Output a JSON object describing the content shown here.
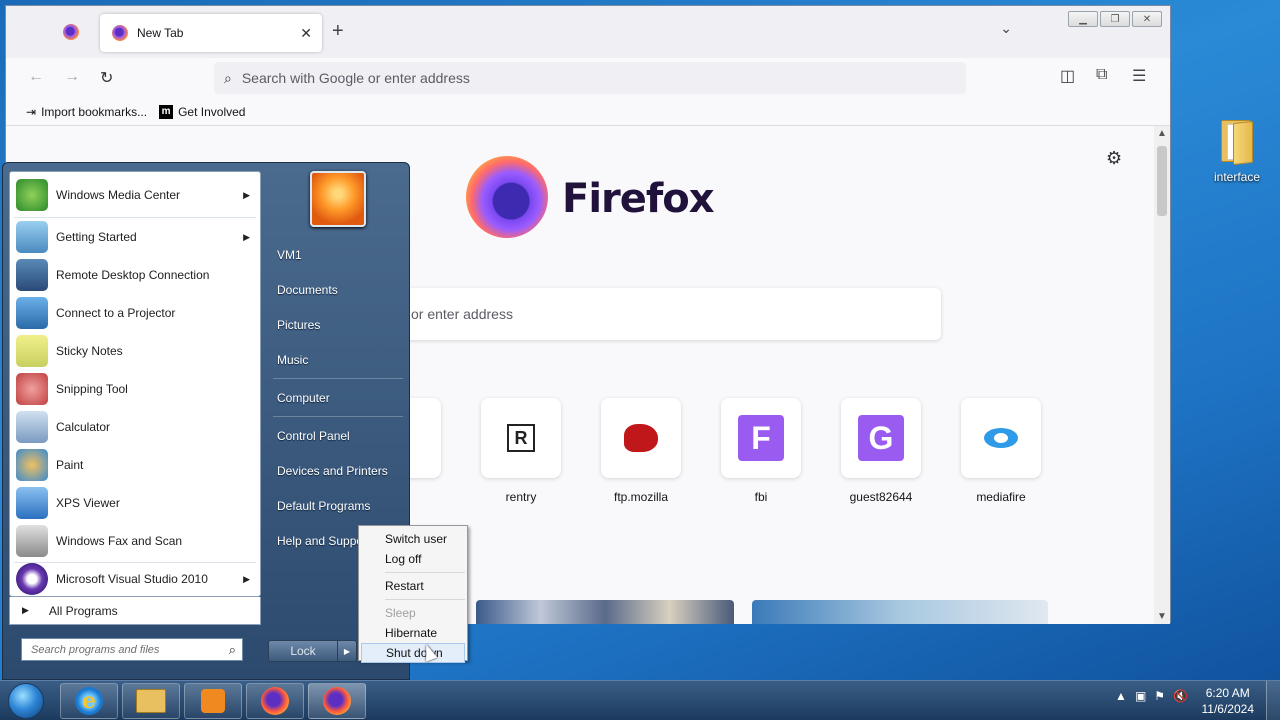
{
  "desktop": {
    "icon_label": "interface"
  },
  "browser": {
    "tab_title": "New Tab",
    "new_tab": "+",
    "url_placeholder": "Search with Google or enter address",
    "bookmarks": [
      "Import bookmarks...",
      "Get Involved"
    ],
    "brand": "Firefox",
    "search_visible_text": "or enter address",
    "tiles": [
      {
        "name": "rentry"
      },
      {
        "name": "ftp.mozilla"
      },
      {
        "name": "fbi"
      },
      {
        "name": "guest82644"
      },
      {
        "name": "mediafire"
      }
    ]
  },
  "start_menu": {
    "programs": [
      {
        "label": "Windows Media Center",
        "submenu": true
      },
      {
        "label": "Getting Started",
        "submenu": true
      },
      {
        "label": "Remote Desktop Connection",
        "submenu": false
      },
      {
        "label": "Connect to a Projector",
        "submenu": false
      },
      {
        "label": "Sticky Notes",
        "submenu": false
      },
      {
        "label": "Snipping Tool",
        "submenu": false
      },
      {
        "label": "Calculator",
        "submenu": false
      },
      {
        "label": "Paint",
        "submenu": false
      },
      {
        "label": "XPS Viewer",
        "submenu": false
      },
      {
        "label": "Windows Fax and Scan",
        "submenu": false
      },
      {
        "label": "Microsoft Visual Studio 2010",
        "submenu": true
      }
    ],
    "all_programs": "All Programs",
    "search_placeholder": "Search programs and files",
    "right_items": [
      "VM1",
      "Documents",
      "Pictures",
      "Music",
      "Computer",
      "Control Panel",
      "Devices and Printers",
      "Default Programs",
      "Help and Support"
    ],
    "lock_label": "Lock",
    "power_menu": {
      "items": [
        "Switch user",
        "Log off",
        "Restart",
        "Sleep",
        "Hibernate",
        "Shut down"
      ],
      "disabled": "Sleep",
      "highlighted": "Shut down"
    }
  },
  "taskbar": {
    "time": "6:20 AM",
    "date": "11/6/2024"
  },
  "colors": {
    "firefox_purple": "#7b48f0",
    "start_menu_bg": "#2c4a6e",
    "taskbar_bg": "#1c3a5e"
  }
}
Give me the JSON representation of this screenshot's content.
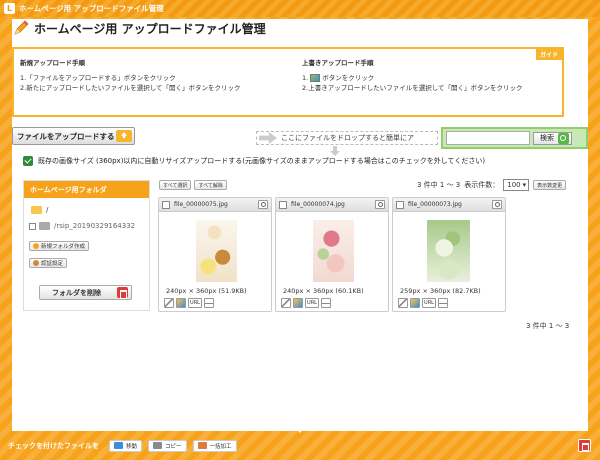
{
  "window": {
    "title": "ホームページ用 アップロードファイル管理",
    "logo_text": "L"
  },
  "page": {
    "title": "ホームページ用 アップロードファイル管理"
  },
  "guide": {
    "badge": "ガイド",
    "new_upload": {
      "heading": "新規アップロード手順",
      "step1": "1.「ファイルをアップロードする」ボタンをクリック",
      "step2": "2.新たにアップロードしたいファイルを選択して「開く」ボタンをクリック"
    },
    "overwrite": {
      "heading": "上書きアップロード手順",
      "step1_prefix": "1.",
      "step1_suffix": "ボタンをクリック",
      "step2": "2.上書きアップロードしたいファイルを選択して「開く」ボタンをクリック"
    }
  },
  "toolbar": {
    "upload_label": "ファイルをアップロードする",
    "drop_hint": "ここにファイルをドロップすると簡単にア",
    "search_value": "",
    "search_label": "検索"
  },
  "resize": {
    "checked": true,
    "label": "既存の画像サイズ (360px)以内に自動リサイズアップロードする(元画像サイズのままアップロードする場合はこのチェックを外してください)"
  },
  "folders": {
    "heading": "ホームページ用フォルダ",
    "items": [
      {
        "label": "/"
      },
      {
        "label": "/rsip_20190329164332"
      }
    ],
    "new_folder_label": "新規フォルダ作成",
    "auth_label": "認証設定",
    "delete_label": "フォルダを削除"
  },
  "list": {
    "select_all": "すべて選択",
    "deselect_all": "すべて解除",
    "count_text": "3 件中 1 ～ 3",
    "display_count_label": "表示件数：",
    "display_count_value": "100",
    "display_settings": "表示数変更",
    "count_text_bottom": "3 件中 1 ～ 3"
  },
  "files": [
    {
      "name": "file_00000075.jpg",
      "size": "240px × 360px (51.9KB)",
      "url_label": "URL"
    },
    {
      "name": "file_00000074.jpg",
      "size": "240px × 360px (60.1KB)",
      "url_label": "URL"
    },
    {
      "name": "file_00000073.jpg",
      "size": "259px × 360px (82.7KB)",
      "url_label": "URL"
    }
  ],
  "footer": {
    "label": "チェックを付けたファイルを",
    "move": "移動",
    "copy": "コピー",
    "batch": "一括加工"
  },
  "colors": {
    "accent": "#f7a21b",
    "search_bg": "#c9e8b5",
    "delete": "#e03a3a",
    "check": "#2e8b3a"
  }
}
● ● ● ●
**TASK OBJECTIVE**
Without the pictures, write out every entry precisely as it appears.

**OUTPUT FOR THIS EXERCISE**
Output a JSON object describing the content shown here.
{
  "desktop": {
    "icon_label": "interface"
  },
  "browser": {
    "tab_title": "New Tab",
    "new_tab": "+",
    "url_placeholder": "Search with Google or enter address",
    "bookmarks": [
      "Import bookmarks...",
      "Get Involved"
    ],
    "brand": "Firefox",
    "search_visible_text": "or enter address",
    "tiles": [
      {
        "name": "rentry"
      },
      {
        "name": "ftp.mozilla"
      },
      {
        "name": "fbi"
      },
      {
        "name": "guest82644"
      },
      {
        "name": "mediafire"
      }
    ]
  },
  "start_menu": {
    "programs": [
      {
        "label": "Windows Media Center",
        "submenu": true
      },
      {
        "label": "Getting Started",
        "submenu": true
      },
      {
        "label": "Remote Desktop Connection",
        "submenu": false
      },
      {
        "label": "Connect to a Projector",
        "submenu": false
      },
      {
        "label": "Sticky Notes",
        "submenu": false
      },
      {
        "label": "Snipping Tool",
        "submenu": false
      },
      {
        "label": "Calculator",
        "submenu": false
      },
      {
        "label": "Paint",
        "submenu": false
      },
      {
        "label": "XPS Viewer",
        "submenu": false
      },
      {
        "label": "Windows Fax and Scan",
        "submenu": false
      },
      {
        "label": "Microsoft Visual Studio 2010",
        "submenu": true
      }
    ],
    "all_programs": "All Programs",
    "search_placeholder": "Search programs and files",
    "right_items": [
      "VM1",
      "Documents",
      "Pictures",
      "Music",
      "Computer",
      "Control Panel",
      "Devices and Printers",
      "Default Programs",
      "Help and Support"
    ],
    "lock_label": "Lock",
    "power_menu": {
      "items": [
        "Switch user",
        "Log off",
        "Restart",
        "Sleep",
        "Hibernate",
        "Shut down"
      ],
      "disabled": "Sleep",
      "highlighted": "Shut down"
    }
  },
  "taskbar": {
    "time": "6:20 AM",
    "date": "11/6/2024"
  },
  "colors": {
    "firefox_purple": "#7b48f0",
    "start_menu_bg": "#2c4a6e",
    "taskbar_bg": "#1c3a5e"
  }
}
Give me the JSON representation of this screenshot's content.
{
  "window": {
    "title": "ホームページ用 アップロードファイル管理",
    "logo_text": "L"
  },
  "page": {
    "title": "ホームページ用 アップロードファイル管理"
  },
  "guide": {
    "badge": "ガイド",
    "new_upload": {
      "heading": "新規アップロード手順",
      "step1": "1.「ファイルをアップロードする」ボタンをクリック",
      "step2": "2.新たにアップロードしたいファイルを選択して「開く」ボタンをクリック"
    },
    "overwrite": {
      "heading": "上書きアップロード手順",
      "step1_prefix": "1.",
      "step1_suffix": "ボタンをクリック",
      "step2": "2.上書きアップロードしたいファイルを選択して「開く」ボタンをクリック"
    }
  },
  "toolbar": {
    "upload_label": "ファイルをアップロードする",
    "drop_hint": "ここにファイルをドロップすると簡単にア",
    "search_value": "",
    "search_label": "検索"
  },
  "resize": {
    "checked": true,
    "label": "既存の画像サイズ (360px)以内に自動リサイズアップロードする(元画像サイズのままアップロードする場合はこのチェックを外してください)"
  },
  "folders": {
    "heading": "ホームページ用フォルダ",
    "items": [
      {
        "label": "/"
      },
      {
        "label": "/rsip_20190329164332"
      }
    ],
    "new_folder_label": "新規フォルダ作成",
    "auth_label": "認証設定",
    "delete_label": "フォルダを削除"
  },
  "list": {
    "select_all": "すべて選択",
    "deselect_all": "すべて解除",
    "count_text": "3 件中 1 ～ 3",
    "display_count_label": "表示件数：",
    "display_count_value": "100",
    "display_settings": "表示数変更",
    "count_text_bottom": "3 件中 1 ～ 3"
  },
  "files": [
    {
      "name": "file_00000075.jpg",
      "size": "240px × 360px (51.9KB)",
      "url_label": "URL"
    },
    {
      "name": "file_00000074.jpg",
      "size": "240px × 360px (60.1KB)",
      "url_label": "URL"
    },
    {
      "name": "file_00000073.jpg",
      "size": "259px × 360px (82.7KB)",
      "url_label": "URL"
    }
  ],
  "footer": {
    "label": "チェックを付けたファイルを",
    "move": "移動",
    "copy": "コピー",
    "batch": "一括加工"
  },
  "colors": {
    "accent": "#f7a21b",
    "search_bg": "#c9e8b5",
    "delete": "#e03a3a",
    "check": "#2e8b3a"
  }
}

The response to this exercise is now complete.